The input:
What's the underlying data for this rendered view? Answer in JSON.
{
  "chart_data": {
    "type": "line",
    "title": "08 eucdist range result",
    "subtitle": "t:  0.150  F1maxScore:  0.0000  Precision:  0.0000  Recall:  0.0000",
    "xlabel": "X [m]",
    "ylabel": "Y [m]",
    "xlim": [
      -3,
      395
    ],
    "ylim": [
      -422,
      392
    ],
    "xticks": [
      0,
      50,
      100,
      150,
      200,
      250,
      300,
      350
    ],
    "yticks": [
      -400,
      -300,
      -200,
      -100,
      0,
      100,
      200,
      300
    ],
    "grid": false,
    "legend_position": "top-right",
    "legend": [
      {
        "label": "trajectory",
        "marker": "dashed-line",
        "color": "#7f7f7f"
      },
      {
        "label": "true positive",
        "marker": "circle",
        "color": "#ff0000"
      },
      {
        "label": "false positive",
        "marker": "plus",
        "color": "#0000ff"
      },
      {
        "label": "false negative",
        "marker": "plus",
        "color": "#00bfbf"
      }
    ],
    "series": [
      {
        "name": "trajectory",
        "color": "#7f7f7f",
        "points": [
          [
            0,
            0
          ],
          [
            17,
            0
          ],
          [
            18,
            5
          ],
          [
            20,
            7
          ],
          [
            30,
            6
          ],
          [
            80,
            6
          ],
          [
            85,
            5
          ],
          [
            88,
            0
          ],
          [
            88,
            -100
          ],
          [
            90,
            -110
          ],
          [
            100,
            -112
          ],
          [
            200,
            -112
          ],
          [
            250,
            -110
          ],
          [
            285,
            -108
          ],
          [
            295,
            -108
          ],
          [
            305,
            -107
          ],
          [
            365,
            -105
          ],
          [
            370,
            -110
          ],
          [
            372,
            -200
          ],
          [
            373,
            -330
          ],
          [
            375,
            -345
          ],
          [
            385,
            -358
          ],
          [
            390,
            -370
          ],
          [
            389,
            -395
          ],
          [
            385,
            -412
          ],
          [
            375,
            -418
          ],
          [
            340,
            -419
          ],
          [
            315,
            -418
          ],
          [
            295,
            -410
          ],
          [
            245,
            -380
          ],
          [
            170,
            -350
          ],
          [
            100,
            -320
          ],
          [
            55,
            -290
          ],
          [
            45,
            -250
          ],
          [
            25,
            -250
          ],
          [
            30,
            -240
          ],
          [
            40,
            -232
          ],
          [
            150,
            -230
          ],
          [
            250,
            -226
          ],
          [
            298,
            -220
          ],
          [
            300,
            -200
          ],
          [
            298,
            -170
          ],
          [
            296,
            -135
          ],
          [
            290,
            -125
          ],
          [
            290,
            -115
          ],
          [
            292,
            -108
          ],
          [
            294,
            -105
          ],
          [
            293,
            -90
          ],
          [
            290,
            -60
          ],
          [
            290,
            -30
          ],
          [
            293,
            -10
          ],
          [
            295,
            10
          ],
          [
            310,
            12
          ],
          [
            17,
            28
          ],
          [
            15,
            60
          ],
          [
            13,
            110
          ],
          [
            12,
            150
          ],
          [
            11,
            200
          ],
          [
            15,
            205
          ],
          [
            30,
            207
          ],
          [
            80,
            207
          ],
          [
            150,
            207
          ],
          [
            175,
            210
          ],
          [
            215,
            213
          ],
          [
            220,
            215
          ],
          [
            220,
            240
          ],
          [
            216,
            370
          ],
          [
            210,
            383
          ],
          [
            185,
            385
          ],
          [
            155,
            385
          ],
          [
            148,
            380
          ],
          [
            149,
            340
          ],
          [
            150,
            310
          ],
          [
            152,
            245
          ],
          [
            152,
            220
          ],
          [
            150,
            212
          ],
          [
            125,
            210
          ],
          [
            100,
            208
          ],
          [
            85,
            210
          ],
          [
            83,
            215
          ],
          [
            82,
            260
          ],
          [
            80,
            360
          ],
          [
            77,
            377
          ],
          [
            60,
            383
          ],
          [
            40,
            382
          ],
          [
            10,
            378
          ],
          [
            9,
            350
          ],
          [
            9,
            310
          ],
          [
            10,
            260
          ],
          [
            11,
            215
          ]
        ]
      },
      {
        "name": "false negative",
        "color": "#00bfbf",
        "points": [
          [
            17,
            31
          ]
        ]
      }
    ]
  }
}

Problem details:
Write the number of lines containing the word "marker" and nothing besides it.

The result:
4